= What needs to be done =
Check every line below for the string "Rate", and copy the lines that contain it.
--*--
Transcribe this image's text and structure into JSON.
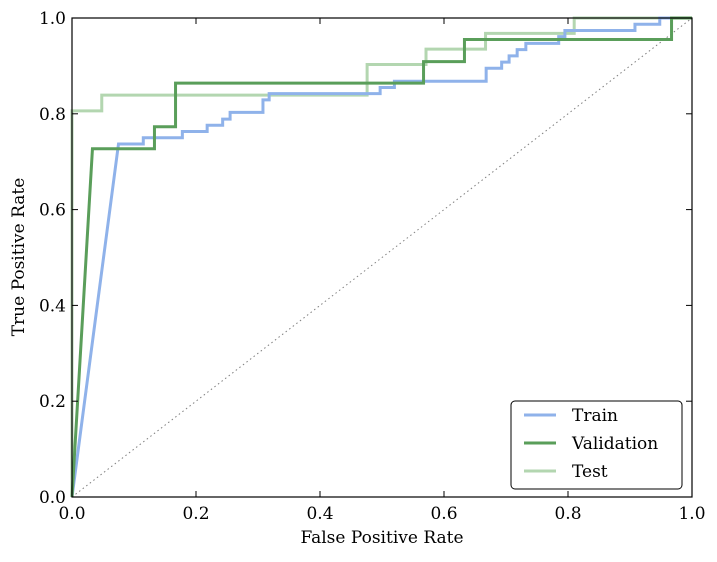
{
  "chart_data": {
    "type": "line",
    "title": "",
    "xlabel": "False Positive Rate",
    "ylabel": "True Positive Rate",
    "xlim": [
      0.0,
      1.0
    ],
    "ylim": [
      0.0,
      1.0
    ],
    "xticks": [
      0.0,
      0.2,
      0.4,
      0.6,
      0.8,
      1.0
    ],
    "yticks": [
      0.0,
      0.2,
      0.4,
      0.6,
      0.8,
      1.0
    ],
    "xtick_labels": [
      "0.0",
      "0.2",
      "0.4",
      "0.6",
      "0.8",
      "1.0"
    ],
    "ytick_labels": [
      "0.0",
      "0.2",
      "0.4",
      "0.6",
      "0.8",
      "1.0"
    ],
    "grid": false,
    "legend_position": "bottom-right",
    "diagonal_reference": {
      "x": [
        0.0,
        1.0
      ],
      "y": [
        0.0,
        1.0
      ],
      "color": "#808080",
      "style": "dotted"
    },
    "series": [
      {
        "name": "Train",
        "color": "#8fb2ea",
        "x": [
          0.0,
          0.075,
          0.115,
          0.115,
          0.178,
          0.178,
          0.218,
          0.218,
          0.243,
          0.243,
          0.255,
          0.255,
          0.308,
          0.308,
          0.318,
          0.318,
          0.497,
          0.497,
          0.52,
          0.52,
          0.668,
          0.668,
          0.693,
          0.693,
          0.705,
          0.705,
          0.718,
          0.718,
          0.732,
          0.732,
          0.785,
          0.785,
          0.795,
          0.795,
          0.908,
          0.908,
          0.948,
          0.948,
          0.972
        ],
        "y": [
          0.0,
          0.737,
          0.737,
          0.75,
          0.75,
          0.763,
          0.763,
          0.776,
          0.776,
          0.789,
          0.789,
          0.803,
          0.803,
          0.829,
          0.829,
          0.842,
          0.842,
          0.855,
          0.855,
          0.868,
          0.868,
          0.895,
          0.895,
          0.908,
          0.908,
          0.921,
          0.921,
          0.934,
          0.934,
          0.947,
          0.947,
          0.961,
          0.961,
          0.974,
          0.974,
          0.987,
          0.987,
          1.0,
          1.0
        ]
      },
      {
        "name": "Validation",
        "color": "#5a9e5a",
        "x": [
          0.0,
          0.033,
          0.133,
          0.133,
          0.167,
          0.167,
          0.567,
          0.567,
          0.633,
          0.633,
          0.967,
          0.967,
          1.0
        ],
        "y": [
          0.0,
          0.727,
          0.727,
          0.773,
          0.773,
          0.864,
          0.864,
          0.909,
          0.909,
          0.955,
          0.955,
          1.0,
          1.0
        ]
      },
      {
        "name": "Test",
        "color": "#b3d6b0",
        "x": [
          0.0,
          0.0,
          0.048,
          0.048,
          0.476,
          0.476,
          0.571,
          0.571,
          0.667,
          0.667,
          0.81,
          0.81,
          1.0
        ],
        "y": [
          0.0,
          0.806,
          0.806,
          0.839,
          0.839,
          0.903,
          0.903,
          0.935,
          0.935,
          0.968,
          0.968,
          1.0,
          1.0
        ]
      }
    ]
  }
}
--*--
= Exercise response =
    "xlabel": "False Positive Rate",
    "ylabel": "True Positive Rate",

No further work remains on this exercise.